## TEXTE PRÉSENTÉ
"""
« Au sein de l’OTAN, l’unité fait défaut sur la question iranienne » La position de l’union européenne et de l’OTAN a été claire. Il s’agit du traité de l’Atlantique Nord établi à l’époque de la guerre froide. Ce n’est pas le rôle des membres de ce traité de s’occuper d’un conflit dans le golfe persique.
Lors du conflit des Malouines, autrefois françaises, récupérées par les britanniques, et rebaptisées Falkland islands, le Grande Bretagne n’a pas réclamé le secours de l’OTAN dans son conflit avec l’Argentine.
Lors de la guerre du Koweit, lorsque l’Irak a voulu s’emparer de ce petit pays, les français ont contribué avec leur aviation à aider les USA. Mais, la paix revenue, les entreprises françaises ont « été systématiquement évincées de tous les marchés pour la reconstruction. Les américains y ont veillé. Et, dans les chancelleries, on s’en souvient encore.
« USA first », eh bien à force de piétiner ses aliés, ils ne sont simplement plus là.
« Droit international : un cadre sous tension », c’est un euphémisme. Ce droit est tout simplement ignoré par D. Trump. Il se fait le champion du désordre mondial, tout en critiquanr ses anciens alliés, il est atteint de maladie mentale en voulant tout et son contraire.
En attendant de voir ce que l’éléphant fou va continuer de faire dans le monde, chacun sauve les meubles comme il peut et attend de voir le résultat, avec inquiétude, il est vrai, mais sans panique.
"""
## DONNÉES FOURNIES
"""
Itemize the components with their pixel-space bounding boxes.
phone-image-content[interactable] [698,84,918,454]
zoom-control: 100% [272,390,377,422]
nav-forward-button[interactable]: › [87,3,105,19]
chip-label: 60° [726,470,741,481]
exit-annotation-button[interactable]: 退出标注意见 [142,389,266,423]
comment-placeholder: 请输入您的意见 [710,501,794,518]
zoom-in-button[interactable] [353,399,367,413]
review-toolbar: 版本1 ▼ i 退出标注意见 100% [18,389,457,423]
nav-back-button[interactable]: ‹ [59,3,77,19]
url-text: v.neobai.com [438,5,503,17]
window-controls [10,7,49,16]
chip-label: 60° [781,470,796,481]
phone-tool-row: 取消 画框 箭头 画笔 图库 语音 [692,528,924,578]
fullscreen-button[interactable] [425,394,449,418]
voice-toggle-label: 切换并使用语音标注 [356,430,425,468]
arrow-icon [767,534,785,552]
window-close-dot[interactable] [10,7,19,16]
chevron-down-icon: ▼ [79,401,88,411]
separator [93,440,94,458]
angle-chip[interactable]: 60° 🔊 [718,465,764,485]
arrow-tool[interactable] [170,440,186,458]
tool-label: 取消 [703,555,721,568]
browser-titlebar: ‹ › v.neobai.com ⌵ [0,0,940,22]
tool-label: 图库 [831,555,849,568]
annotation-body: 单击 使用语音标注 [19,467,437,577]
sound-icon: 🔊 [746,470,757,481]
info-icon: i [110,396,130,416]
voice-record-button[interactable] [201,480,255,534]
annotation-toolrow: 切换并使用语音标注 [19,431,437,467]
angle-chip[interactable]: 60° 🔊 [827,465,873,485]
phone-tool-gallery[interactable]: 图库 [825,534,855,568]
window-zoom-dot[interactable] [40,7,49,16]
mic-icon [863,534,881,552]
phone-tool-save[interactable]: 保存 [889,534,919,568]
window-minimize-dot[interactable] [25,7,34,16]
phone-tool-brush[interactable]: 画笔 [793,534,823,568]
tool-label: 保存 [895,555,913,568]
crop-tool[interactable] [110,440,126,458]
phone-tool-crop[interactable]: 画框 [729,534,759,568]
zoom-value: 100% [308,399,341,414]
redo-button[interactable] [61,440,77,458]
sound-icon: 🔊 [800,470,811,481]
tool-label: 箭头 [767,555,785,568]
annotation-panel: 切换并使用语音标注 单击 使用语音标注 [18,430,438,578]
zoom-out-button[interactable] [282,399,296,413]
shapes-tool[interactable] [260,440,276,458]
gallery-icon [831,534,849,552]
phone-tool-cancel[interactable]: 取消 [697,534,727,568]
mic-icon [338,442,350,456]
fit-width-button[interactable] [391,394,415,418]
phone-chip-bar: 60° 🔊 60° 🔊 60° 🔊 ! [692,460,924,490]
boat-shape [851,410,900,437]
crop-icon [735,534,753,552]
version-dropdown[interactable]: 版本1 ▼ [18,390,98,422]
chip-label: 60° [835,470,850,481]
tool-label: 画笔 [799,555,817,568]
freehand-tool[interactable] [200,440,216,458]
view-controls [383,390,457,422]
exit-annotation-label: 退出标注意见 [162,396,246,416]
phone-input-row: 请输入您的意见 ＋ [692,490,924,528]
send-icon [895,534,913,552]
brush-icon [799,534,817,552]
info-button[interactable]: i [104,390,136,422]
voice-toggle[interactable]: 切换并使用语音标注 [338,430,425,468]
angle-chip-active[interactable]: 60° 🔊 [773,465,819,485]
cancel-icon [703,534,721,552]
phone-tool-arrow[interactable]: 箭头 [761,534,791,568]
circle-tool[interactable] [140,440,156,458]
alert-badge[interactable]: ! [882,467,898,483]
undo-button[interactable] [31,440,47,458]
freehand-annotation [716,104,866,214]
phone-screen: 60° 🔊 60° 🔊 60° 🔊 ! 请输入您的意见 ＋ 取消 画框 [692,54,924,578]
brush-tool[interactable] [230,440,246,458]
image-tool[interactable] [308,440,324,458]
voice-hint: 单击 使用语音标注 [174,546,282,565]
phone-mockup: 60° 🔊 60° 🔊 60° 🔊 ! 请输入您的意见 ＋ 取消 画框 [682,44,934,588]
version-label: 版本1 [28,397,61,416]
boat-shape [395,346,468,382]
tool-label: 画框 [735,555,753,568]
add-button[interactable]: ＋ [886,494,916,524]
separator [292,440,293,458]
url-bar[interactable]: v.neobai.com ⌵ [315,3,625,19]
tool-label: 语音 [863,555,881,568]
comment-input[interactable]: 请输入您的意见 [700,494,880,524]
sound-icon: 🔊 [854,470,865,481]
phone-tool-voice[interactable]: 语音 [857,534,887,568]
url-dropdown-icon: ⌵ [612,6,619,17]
"""
## LISTE DES ACTIVITÉS
A. D'après le texte présenté, avec quoi les Français ont-ils contribué à aider les États-Unis lors de la guerre du Koweït ?
B. Recopiez fidèlement le passage du texte présenté qui va de « Lors de la guerre » à « simplement plus là. ».

## RÉSULTATS PAR TÂCHE
A. Avec leur aviation.

B.
Lors de la guerre du Koweit, lorsque l’Irak a voulu s’emparer de ce petit pays, les français ont contribué avec leur aviation à aider les USA. Mais, la paix revenue, les entreprises françaises ont « été systématiquement évincées de tous les marchés pour la reconstruction. Les américains y ont veillé. Et, dans les chancelleries, on s’en souvient encore.
« USA first », eh bien à force de piétiner ses aliés, ils ne sont simplement plus là.